-- Start of Task input --
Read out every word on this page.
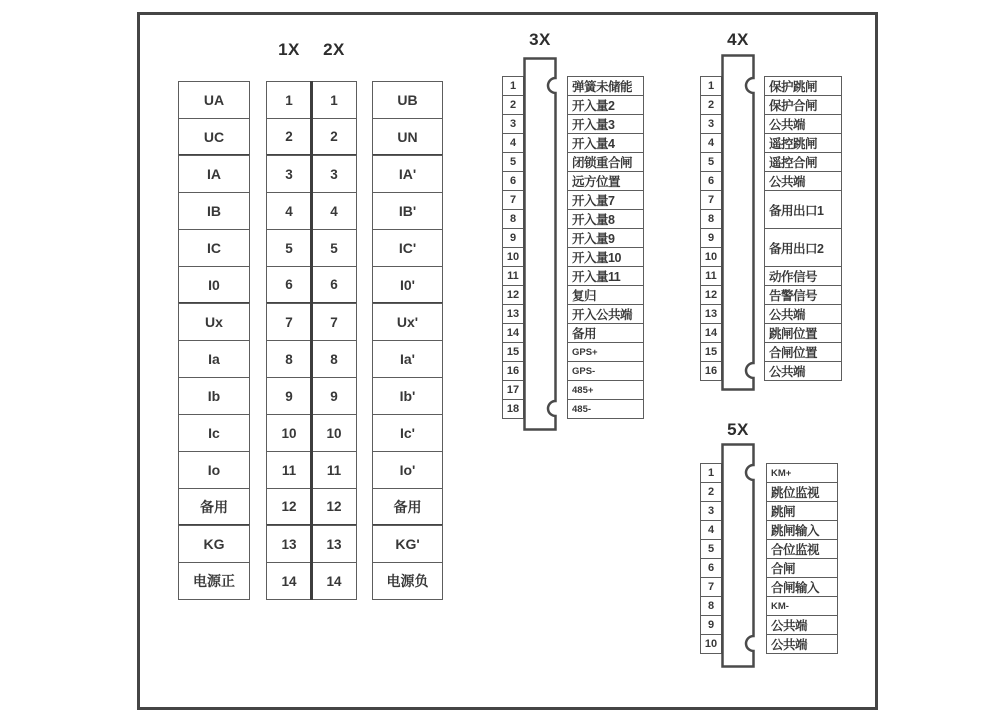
1X	2X
UA
UC
IA
IB
IC
I0
Ux
Ia
Ib
Ic
Io
备用
KG
电源正
1
2
3
4
5
6
7
8
9
10
11
12
13
14
1
2
3
4
5
6
7
8
9
10
11
12
13
14
UB
UN
IA'
IB'
IC'
I0'
Ux'
Ia'
Ib'
Ic'
Io'
备用
KG'
电源负
3X
1
2
3
4
5
6
7
8
9
10
11
12
13
14
15
16
17
18
弹簧未储能
开入量2
开入量3
开入量4
闭锁重合闸
远方位置
开入量7
开入量8
开入量9
开入量10
开入量11
复归
开入公共端
备用
GPS+
GPS-
485+
485-
4X
1
2
3
4
5
6
7
8
9
10
11
12
13
14
15
16
保护跳闸
保护合闸
公共端
遥控跳闸
遥控合闸
公共端
备用出口1
备用出口2
动作信号
告警信号
公共端
跳闸位置
合闸位置
公共端
5X
1
2
3
4
5
6
7
8
9
10
KM+
跳位监视
跳闸
跳闸输入
合位监视
合闸
合闸输入
KM-
公共端
公共端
-- End of Task input --
### Directions for this task
Using the data above, write out every line exactly, leaving the images behind.

### In response
Read out every word on this page.
1X	2X
UA
UC
IA
IB
IC
I0
Ux
Ia
Ib
Ic
Io
备用
KG
电源正
1
2
3
4
5
6
7
8
9
10
11
12
13
14
1
2
3
4
5
6
7
8
9
10
11
12
13
14
UB
UN
IA'
IB'
IC'
I0'
Ux'
Ia'
Ib'
Ic'
Io'
备用
KG'
电源负
3X
1
2
3
4
5
6
7
8
9
10
11
12
13
14
15
16
17
18
弹簧未储能
开入量2
开入量3
开入量4
闭锁重合闸
远方位置
开入量7
开入量8
开入量9
开入量10
开入量11
复归
开入公共端
备用
GPS+
GPS-
485+
485-
4X
1
2
3
4
5
6
7
8
9
10
11
12
13
14
15
16
保护跳闸
保护合闸
公共端
遥控跳闸
遥控合闸
公共端
备用出口1
备用出口2
动作信号
告警信号
公共端
跳闸位置
合闸位置
公共端
5X
1
2
3
4
5
6
7
8
9
10
KM+
跳位监视
跳闸
跳闸输入
合位监视
合闸
合闸输入
KM-
公共端
公共端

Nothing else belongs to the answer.